What you should do: Below is the data. Give it again, complete and exact.

Dataset listings of figures:
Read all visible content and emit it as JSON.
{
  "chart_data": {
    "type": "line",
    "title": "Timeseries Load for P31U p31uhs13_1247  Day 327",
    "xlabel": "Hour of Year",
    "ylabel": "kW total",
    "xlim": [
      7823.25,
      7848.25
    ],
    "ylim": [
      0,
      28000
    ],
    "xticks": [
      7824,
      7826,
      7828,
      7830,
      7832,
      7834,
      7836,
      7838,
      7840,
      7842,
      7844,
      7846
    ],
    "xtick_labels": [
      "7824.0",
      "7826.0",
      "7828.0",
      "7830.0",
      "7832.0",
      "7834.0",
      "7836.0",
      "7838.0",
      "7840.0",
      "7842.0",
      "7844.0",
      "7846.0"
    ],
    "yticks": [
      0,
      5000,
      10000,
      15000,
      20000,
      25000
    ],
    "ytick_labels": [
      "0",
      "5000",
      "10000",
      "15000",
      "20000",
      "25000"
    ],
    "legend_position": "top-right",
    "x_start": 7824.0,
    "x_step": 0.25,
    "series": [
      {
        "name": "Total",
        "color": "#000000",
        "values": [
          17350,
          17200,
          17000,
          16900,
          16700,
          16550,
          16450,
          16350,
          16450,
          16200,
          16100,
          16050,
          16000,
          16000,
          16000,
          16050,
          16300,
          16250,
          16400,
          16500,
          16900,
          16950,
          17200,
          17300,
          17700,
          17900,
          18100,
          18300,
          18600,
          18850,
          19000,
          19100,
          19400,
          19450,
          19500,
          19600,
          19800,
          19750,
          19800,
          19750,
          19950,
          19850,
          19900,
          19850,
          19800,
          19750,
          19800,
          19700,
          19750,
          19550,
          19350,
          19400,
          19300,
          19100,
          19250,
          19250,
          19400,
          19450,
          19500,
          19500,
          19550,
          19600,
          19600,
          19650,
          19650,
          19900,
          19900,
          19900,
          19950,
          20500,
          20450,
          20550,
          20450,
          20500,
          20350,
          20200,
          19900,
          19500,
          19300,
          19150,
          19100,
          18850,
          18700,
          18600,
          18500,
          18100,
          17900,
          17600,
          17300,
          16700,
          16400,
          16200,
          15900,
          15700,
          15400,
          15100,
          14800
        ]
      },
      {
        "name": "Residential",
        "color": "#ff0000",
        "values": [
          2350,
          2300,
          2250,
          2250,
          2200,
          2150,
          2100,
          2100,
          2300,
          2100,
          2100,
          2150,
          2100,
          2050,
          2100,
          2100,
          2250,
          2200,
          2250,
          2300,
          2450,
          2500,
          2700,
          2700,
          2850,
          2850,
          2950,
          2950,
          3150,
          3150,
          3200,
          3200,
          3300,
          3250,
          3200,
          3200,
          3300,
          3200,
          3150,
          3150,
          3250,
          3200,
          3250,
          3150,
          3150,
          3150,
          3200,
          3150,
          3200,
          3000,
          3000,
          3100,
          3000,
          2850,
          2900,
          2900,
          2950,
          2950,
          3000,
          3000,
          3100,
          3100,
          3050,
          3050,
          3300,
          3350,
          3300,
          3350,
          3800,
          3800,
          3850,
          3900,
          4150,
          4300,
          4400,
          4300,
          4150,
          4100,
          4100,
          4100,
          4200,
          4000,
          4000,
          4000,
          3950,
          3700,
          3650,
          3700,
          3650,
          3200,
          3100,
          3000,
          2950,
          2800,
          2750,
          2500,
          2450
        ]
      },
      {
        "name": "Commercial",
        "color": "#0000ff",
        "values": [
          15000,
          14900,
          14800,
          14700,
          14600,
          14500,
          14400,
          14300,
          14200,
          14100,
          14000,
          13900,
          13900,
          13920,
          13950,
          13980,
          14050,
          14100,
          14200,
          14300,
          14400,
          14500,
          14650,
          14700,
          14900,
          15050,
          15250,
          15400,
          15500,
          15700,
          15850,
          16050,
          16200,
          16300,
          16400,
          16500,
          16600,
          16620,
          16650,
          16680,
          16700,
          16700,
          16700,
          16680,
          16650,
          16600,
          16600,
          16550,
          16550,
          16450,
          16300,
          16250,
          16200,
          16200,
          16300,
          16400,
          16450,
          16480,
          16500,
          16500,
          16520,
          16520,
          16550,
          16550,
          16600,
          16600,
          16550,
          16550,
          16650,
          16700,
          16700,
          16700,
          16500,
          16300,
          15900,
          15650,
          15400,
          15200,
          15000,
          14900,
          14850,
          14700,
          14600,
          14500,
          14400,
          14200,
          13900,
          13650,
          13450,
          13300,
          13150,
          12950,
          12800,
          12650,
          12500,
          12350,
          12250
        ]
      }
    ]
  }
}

Response to this task:
Read all visible content and emit it as JSON.
{
  "chart_data": {
    "type": "line",
    "title": "Timeseries Load for P31U p31uhs13_1247  Day 327",
    "xlabel": "Hour of Year",
    "ylabel": "kW total",
    "xlim": [
      7823.25,
      7848.25
    ],
    "ylim": [
      0,
      28000
    ],
    "xticks": [
      7824,
      7826,
      7828,
      7830,
      7832,
      7834,
      7836,
      7838,
      7840,
      7842,
      7844,
      7846
    ],
    "xtick_labels": [
      "7824.0",
      "7826.0",
      "7828.0",
      "7830.0",
      "7832.0",
      "7834.0",
      "7836.0",
      "7838.0",
      "7840.0",
      "7842.0",
      "7844.0",
      "7846.0"
    ],
    "yticks": [
      0,
      5000,
      10000,
      15000,
      20000,
      25000
    ],
    "ytick_labels": [
      "0",
      "5000",
      "10000",
      "15000",
      "20000",
      "25000"
    ],
    "legend_position": "top-right",
    "x_start": 7824.0,
    "x_step": 0.25,
    "series": [
      {
        "name": "Total",
        "color": "#000000",
        "values": [
          17350,
          17200,
          17000,
          16900,
          16700,
          16550,
          16450,
          16350,
          16450,
          16200,
          16100,
          16050,
          16000,
          16000,
          16000,
          16050,
          16300,
          16250,
          16400,
          16500,
          16900,
          16950,
          17200,
          17300,
          17700,
          17900,
          18100,
          18300,
          18600,
          18850,
          19000,
          19100,
          19400,
          19450,
          19500,
          19600,
          19800,
          19750,
          19800,
          19750,
          19950,
          19850,
          19900,
          19850,
          19800,
          19750,
          19800,
          19700,
          19750,
          19550,
          19350,
          19400,
          19300,
          19100,
          19250,
          19250,
          19400,
          19450,
          19500,
          19500,
          19550,
          19600,
          19600,
          19650,
          19650,
          19900,
          19900,
          19900,
          19950,
          20500,
          20450,
          20550,
          20450,
          20500,
          20350,
          20200,
          19900,
          19500,
          19300,
          19150,
          19100,
          18850,
          18700,
          18600,
          18500,
          18100,
          17900,
          17600,
          17300,
          16700,
          16400,
          16200,
          15900,
          15700,
          15400,
          15100,
          14800
        ]
      },
      {
        "name": "Residential",
        "color": "#ff0000",
        "values": [
          2350,
          2300,
          2250,
          2250,
          2200,
          2150,
          2100,
          2100,
          2300,
          2100,
          2100,
          2150,
          2100,
          2050,
          2100,
          2100,
          2250,
          2200,
          2250,
          2300,
          2450,
          2500,
          2700,
          2700,
          2850,
          2850,
          2950,
          2950,
          3150,
          3150,
          3200,
          3200,
          3300,
          3250,
          3200,
          3200,
          3300,
          3200,
          3150,
          3150,
          3250,
          3200,
          3250,
          3150,
          3150,
          3150,
          3200,
          3150,
          3200,
          3000,
          3000,
          3100,
          3000,
          2850,
          2900,
          2900,
          2950,
          2950,
          3000,
          3000,
          3100,
          3100,
          3050,
          3050,
          3300,
          3350,
          3300,
          3350,
          3800,
          3800,
          3850,
          3900,
          4150,
          4300,
          4400,
          4300,
          4150,
          4100,
          4100,
          4100,
          4200,
          4000,
          4000,
          4000,
          3950,
          3700,
          3650,
          3700,
          3650,
          3200,
          3100,
          3000,
          2950,
          2800,
          2750,
          2500,
          2450
        ]
      },
      {
        "name": "Commercial",
        "color": "#0000ff",
        "values": [
          15000,
          14900,
          14800,
          14700,
          14600,
          14500,
          14400,
          14300,
          14200,
          14100,
          14000,
          13900,
          13900,
          13920,
          13950,
          13980,
          14050,
          14100,
          14200,
          14300,
          14400,
          14500,
          14650,
          14700,
          14900,
          15050,
          15250,
          15400,
          15500,
          15700,
          15850,
          16050,
          16200,
          16300,
          16400,
          16500,
          16600,
          16620,
          16650,
          16680,
          16700,
          16700,
          16700,
          16680,
          16650,
          16600,
          16600,
          16550,
          16550,
          16450,
          16300,
          16250,
          16200,
          16200,
          16300,
          16400,
          16450,
          16480,
          16500,
          16500,
          16520,
          16520,
          16550,
          16550,
          16600,
          16600,
          16550,
          16550,
          16650,
          16700,
          16700,
          16700,
          16500,
          16300,
          15900,
          15650,
          15400,
          15200,
          15000,
          14900,
          14850,
          14700,
          14600,
          14500,
          14400,
          14200,
          13900,
          13650,
          13450,
          13300,
          13150,
          12950,
          12800,
          12650,
          12500,
          12350,
          12250
        ]
      }
    ]
  }
}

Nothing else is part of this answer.